# Records to process:

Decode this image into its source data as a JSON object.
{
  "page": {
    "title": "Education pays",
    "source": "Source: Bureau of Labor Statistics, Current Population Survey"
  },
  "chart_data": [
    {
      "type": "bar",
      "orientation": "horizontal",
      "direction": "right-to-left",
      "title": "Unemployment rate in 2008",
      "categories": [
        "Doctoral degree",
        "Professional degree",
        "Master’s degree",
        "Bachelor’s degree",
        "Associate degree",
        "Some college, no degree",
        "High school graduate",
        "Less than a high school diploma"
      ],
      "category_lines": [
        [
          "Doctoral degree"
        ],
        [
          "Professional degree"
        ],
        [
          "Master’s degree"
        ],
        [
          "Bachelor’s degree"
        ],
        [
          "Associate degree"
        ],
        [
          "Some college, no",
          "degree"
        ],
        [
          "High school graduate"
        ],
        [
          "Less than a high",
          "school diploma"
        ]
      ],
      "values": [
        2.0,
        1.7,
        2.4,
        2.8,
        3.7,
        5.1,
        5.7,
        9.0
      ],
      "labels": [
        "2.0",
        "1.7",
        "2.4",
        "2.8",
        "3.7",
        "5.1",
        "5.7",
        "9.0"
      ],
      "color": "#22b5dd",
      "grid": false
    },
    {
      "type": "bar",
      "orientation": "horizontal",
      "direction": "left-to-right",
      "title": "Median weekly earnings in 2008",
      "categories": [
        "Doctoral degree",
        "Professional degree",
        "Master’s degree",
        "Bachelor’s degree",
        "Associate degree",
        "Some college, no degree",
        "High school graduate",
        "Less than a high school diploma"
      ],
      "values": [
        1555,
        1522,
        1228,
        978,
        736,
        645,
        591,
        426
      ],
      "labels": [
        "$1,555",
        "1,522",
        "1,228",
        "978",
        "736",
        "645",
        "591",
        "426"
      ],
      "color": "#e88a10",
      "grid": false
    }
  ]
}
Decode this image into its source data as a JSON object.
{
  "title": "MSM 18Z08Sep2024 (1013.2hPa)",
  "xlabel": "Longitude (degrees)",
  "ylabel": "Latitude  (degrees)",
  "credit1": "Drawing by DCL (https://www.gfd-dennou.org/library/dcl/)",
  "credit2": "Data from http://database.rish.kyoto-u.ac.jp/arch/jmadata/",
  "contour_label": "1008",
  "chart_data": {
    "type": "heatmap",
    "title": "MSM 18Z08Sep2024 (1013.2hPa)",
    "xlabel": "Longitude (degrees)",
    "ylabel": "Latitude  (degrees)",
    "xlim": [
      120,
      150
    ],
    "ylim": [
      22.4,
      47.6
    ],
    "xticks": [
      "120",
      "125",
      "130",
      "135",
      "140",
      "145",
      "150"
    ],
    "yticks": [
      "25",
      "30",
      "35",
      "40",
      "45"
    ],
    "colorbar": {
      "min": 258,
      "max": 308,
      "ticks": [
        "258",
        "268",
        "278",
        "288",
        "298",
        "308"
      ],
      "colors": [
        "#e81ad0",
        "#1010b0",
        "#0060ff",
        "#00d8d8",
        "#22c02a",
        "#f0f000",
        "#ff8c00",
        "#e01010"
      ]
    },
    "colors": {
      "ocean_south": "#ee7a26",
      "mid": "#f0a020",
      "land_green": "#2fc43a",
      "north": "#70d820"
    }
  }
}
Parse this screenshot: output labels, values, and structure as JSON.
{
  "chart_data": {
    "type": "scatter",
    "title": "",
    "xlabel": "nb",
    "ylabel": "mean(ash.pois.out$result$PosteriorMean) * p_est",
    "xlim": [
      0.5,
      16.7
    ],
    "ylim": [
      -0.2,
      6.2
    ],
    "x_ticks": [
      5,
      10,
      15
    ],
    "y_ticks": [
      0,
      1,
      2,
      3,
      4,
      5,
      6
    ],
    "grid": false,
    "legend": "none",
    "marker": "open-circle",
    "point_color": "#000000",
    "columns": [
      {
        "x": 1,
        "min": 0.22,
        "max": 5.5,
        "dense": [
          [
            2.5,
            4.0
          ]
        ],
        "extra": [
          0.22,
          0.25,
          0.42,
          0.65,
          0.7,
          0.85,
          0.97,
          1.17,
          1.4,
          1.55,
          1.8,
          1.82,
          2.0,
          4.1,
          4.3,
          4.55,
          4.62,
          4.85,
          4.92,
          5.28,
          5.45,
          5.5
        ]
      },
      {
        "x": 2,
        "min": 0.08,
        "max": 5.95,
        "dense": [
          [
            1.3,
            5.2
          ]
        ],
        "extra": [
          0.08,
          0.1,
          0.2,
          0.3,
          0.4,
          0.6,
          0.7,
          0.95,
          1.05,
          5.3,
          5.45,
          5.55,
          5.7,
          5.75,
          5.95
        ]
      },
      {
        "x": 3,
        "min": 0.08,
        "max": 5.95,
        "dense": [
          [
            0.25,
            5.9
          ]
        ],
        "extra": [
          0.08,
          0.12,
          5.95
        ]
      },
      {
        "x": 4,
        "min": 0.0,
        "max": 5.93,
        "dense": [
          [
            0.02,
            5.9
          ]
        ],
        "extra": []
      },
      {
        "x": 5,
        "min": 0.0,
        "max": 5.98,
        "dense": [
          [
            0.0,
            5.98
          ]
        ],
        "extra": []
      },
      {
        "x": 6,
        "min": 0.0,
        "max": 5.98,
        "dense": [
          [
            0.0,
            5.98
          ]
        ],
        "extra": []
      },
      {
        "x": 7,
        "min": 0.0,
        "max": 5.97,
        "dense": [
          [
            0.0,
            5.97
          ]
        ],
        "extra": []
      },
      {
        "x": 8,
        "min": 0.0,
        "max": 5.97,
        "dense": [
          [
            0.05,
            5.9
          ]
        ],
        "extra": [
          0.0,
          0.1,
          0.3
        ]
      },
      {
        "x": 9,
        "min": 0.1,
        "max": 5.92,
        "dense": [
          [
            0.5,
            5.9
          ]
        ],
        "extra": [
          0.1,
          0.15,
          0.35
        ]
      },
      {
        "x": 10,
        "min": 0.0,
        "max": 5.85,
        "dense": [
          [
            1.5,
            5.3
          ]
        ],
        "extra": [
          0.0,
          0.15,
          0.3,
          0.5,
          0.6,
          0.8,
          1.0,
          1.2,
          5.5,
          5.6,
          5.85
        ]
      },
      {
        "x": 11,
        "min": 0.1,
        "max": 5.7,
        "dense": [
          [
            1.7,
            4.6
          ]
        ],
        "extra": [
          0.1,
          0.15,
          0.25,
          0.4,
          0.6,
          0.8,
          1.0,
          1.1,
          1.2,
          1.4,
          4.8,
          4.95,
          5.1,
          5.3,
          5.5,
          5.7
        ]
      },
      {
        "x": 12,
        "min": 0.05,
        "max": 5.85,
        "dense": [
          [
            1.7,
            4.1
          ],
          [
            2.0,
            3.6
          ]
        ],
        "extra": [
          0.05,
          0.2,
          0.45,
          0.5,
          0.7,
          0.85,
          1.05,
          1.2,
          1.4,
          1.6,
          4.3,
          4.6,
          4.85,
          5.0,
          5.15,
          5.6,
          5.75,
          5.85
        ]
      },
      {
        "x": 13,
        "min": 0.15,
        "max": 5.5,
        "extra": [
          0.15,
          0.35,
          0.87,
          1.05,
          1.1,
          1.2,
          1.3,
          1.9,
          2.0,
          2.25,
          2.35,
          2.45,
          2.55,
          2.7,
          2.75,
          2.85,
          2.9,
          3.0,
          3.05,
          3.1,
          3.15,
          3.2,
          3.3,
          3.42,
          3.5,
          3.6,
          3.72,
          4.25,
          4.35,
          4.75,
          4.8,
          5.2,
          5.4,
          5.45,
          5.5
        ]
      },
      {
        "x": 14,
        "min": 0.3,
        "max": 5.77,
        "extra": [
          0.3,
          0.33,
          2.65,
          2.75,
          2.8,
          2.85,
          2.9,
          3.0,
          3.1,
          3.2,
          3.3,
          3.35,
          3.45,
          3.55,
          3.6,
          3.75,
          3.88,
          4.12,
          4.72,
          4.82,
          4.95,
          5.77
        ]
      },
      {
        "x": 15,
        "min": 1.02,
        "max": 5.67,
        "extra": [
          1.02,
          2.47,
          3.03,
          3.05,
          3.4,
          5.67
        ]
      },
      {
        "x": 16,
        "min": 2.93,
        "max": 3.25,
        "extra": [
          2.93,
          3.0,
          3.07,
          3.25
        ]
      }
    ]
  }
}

# Problem:
Every line holding "Latitude" should be copied out.

# Response for this exercise:
  "ylabel": "Latitude  (degrees)",
    "ylabel": "Latitude  (degrees)",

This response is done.